▶ Task instructions
State how many lines of the entries hold the string "operación". Reply with the number alone.

— Start Raw data —

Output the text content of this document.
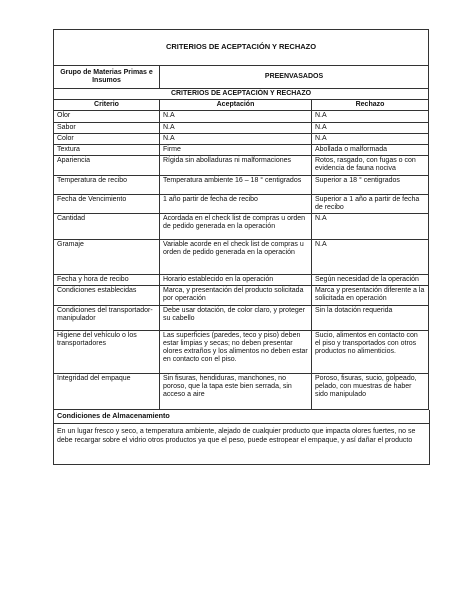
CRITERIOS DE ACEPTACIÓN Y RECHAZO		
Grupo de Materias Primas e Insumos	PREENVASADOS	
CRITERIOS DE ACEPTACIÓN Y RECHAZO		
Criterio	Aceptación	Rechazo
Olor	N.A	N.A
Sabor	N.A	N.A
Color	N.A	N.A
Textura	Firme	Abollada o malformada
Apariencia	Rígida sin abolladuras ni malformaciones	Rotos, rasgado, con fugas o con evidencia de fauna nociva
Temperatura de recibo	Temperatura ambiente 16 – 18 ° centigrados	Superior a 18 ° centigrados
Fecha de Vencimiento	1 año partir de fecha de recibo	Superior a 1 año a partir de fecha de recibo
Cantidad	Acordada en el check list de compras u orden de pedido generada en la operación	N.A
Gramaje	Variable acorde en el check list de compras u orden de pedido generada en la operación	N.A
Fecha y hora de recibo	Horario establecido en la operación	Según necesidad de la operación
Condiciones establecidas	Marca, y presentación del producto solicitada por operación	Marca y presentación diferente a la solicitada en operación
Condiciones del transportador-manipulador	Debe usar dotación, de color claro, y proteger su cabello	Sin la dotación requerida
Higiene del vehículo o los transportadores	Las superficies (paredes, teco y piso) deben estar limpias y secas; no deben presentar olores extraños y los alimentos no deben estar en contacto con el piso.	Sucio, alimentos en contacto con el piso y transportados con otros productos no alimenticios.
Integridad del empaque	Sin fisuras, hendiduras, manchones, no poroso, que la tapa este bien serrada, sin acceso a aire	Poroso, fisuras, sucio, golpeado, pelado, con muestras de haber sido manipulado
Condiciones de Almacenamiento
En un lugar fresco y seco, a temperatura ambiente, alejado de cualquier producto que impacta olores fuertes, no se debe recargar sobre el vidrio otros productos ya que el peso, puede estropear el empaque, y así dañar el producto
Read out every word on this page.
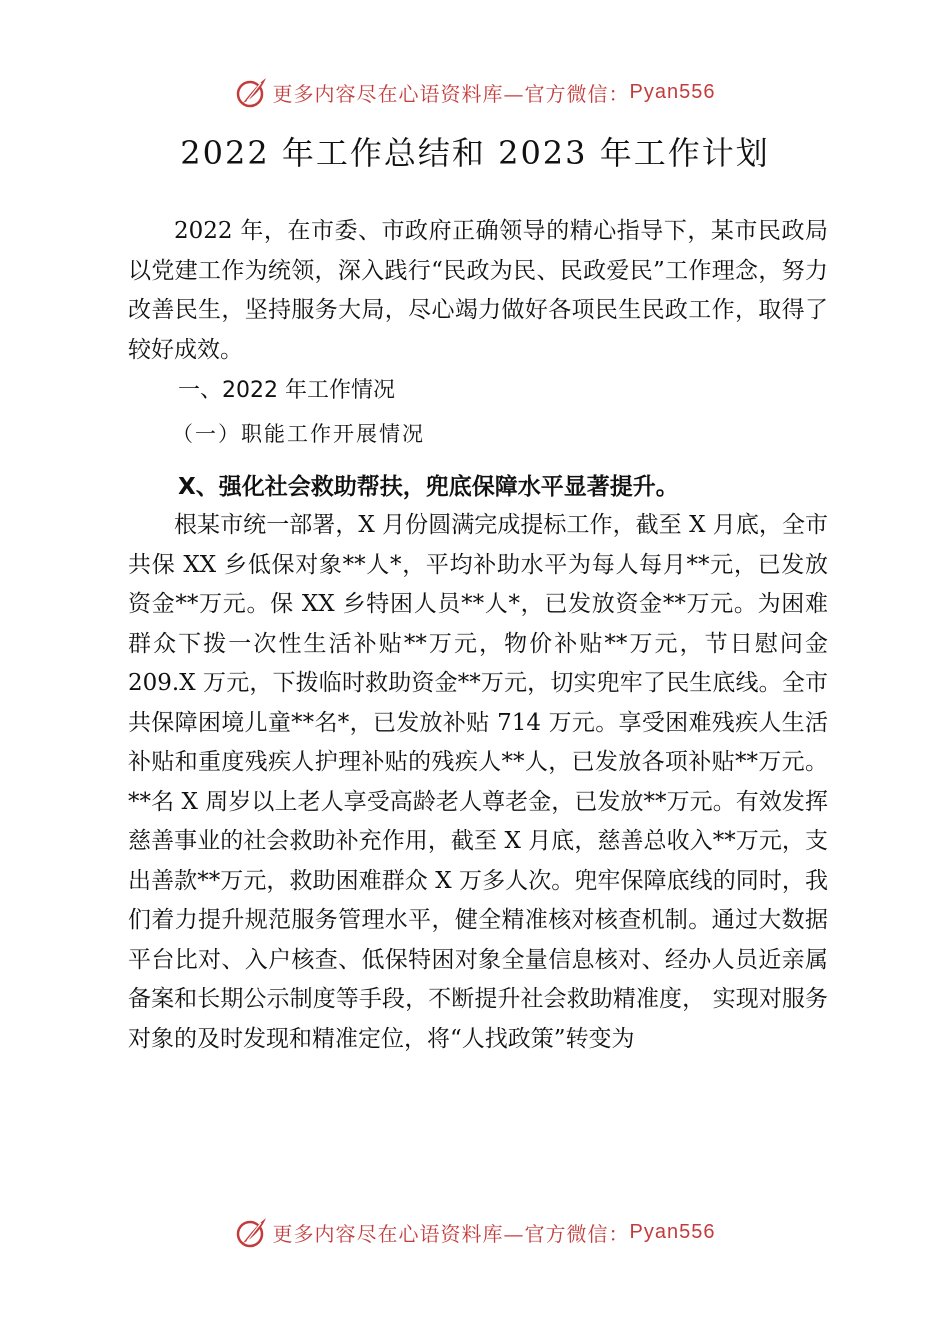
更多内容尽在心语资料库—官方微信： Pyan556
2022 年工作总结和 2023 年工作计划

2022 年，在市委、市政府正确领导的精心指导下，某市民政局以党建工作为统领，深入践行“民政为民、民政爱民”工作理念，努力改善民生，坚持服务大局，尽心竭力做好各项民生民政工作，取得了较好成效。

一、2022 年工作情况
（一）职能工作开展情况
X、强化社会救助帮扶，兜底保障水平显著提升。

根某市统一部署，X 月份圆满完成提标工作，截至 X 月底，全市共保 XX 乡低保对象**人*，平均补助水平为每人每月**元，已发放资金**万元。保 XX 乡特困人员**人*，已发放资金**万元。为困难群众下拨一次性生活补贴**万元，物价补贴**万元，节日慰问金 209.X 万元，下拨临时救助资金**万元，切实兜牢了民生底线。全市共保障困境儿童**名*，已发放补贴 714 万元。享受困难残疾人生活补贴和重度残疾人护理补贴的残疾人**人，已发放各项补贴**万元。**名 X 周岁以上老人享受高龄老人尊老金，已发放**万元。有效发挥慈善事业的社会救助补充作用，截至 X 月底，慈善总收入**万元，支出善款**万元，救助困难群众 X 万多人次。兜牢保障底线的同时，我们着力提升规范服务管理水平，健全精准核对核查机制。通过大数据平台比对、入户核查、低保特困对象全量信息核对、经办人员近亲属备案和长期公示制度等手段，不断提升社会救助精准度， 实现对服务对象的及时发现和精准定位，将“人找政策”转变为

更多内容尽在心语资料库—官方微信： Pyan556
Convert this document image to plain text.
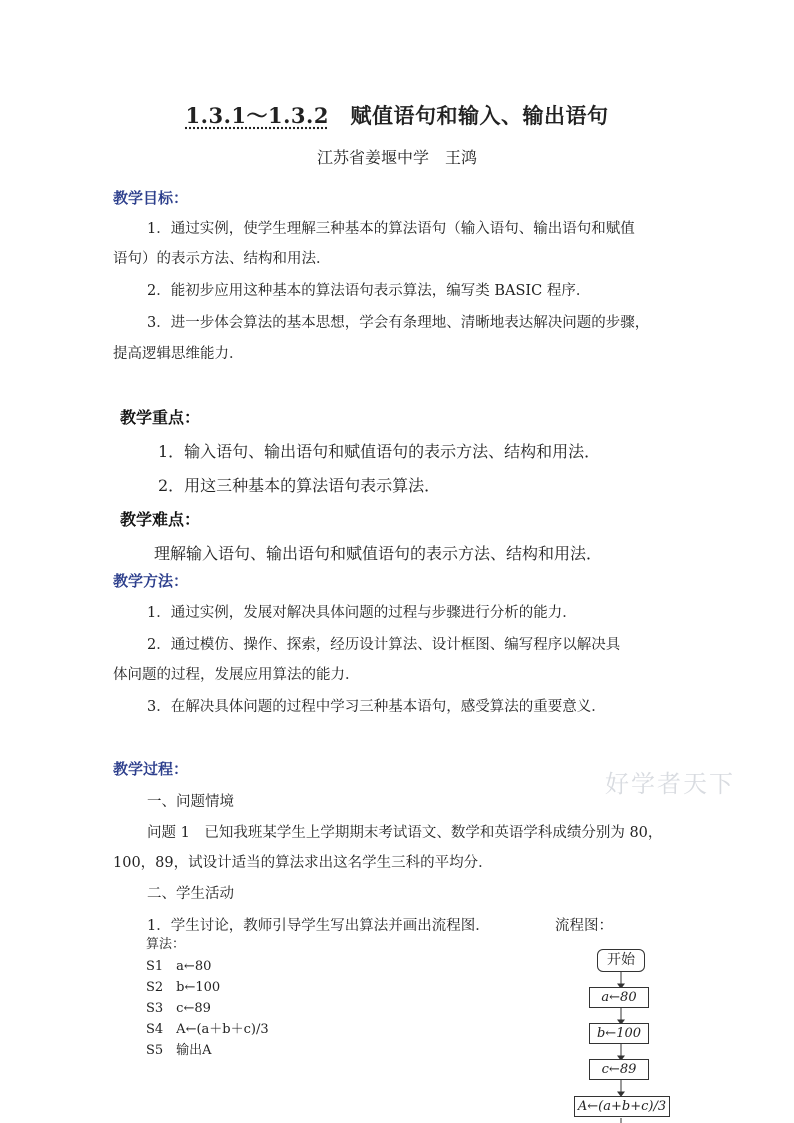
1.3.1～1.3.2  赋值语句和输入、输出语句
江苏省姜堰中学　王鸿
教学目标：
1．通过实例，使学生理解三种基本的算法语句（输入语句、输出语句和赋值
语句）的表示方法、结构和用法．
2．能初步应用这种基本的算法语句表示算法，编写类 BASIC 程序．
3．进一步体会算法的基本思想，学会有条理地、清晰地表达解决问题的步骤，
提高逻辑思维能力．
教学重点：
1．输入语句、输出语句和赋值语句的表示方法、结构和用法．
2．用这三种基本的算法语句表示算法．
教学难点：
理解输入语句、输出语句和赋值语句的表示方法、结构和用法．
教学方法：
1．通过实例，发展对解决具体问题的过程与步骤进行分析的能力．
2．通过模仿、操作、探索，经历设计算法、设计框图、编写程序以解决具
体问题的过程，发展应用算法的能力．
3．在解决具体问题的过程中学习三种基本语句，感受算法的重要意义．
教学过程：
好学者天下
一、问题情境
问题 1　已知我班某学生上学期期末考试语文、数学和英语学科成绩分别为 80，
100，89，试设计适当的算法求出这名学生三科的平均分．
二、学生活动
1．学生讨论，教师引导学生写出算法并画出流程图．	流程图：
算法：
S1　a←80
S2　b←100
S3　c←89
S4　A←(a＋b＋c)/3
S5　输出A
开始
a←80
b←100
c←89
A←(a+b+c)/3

— End Raw data —

▶ Task solution
4